PROBLEM TO SOLVE =>
Figure out how many lines of the material below contain the word "Cryogenics". Answer with the number only.

DATA FOR THIS TASK =>
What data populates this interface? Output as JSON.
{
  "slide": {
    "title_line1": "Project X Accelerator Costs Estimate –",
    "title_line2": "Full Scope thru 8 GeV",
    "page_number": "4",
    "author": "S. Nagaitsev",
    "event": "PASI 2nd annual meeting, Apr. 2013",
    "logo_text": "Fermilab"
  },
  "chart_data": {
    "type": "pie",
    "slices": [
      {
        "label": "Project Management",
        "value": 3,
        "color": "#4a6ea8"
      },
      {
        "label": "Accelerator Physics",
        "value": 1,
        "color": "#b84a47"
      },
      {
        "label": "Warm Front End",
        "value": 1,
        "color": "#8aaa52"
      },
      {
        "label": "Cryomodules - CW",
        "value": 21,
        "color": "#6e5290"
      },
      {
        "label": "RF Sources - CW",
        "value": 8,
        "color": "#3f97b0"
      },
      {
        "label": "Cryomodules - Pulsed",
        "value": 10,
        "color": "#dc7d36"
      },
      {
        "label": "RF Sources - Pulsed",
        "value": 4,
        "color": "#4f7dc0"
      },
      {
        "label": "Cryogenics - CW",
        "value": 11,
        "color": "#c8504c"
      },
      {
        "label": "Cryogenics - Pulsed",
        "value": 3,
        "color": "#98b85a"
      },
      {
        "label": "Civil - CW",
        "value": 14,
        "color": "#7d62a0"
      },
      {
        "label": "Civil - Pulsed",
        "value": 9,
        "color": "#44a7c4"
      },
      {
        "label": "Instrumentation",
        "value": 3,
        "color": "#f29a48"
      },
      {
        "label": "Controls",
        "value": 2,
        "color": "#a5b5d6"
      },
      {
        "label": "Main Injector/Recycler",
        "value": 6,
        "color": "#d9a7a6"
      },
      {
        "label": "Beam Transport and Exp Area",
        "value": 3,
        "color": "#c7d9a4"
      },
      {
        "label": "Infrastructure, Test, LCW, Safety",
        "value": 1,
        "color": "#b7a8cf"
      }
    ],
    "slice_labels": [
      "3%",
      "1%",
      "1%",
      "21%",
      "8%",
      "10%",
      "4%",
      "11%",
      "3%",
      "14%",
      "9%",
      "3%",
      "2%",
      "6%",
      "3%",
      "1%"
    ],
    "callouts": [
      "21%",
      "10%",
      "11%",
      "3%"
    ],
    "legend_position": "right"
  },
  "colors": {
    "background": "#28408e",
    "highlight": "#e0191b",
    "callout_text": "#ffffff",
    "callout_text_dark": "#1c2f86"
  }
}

RESPONSE TO THIS EXERCISE =>
2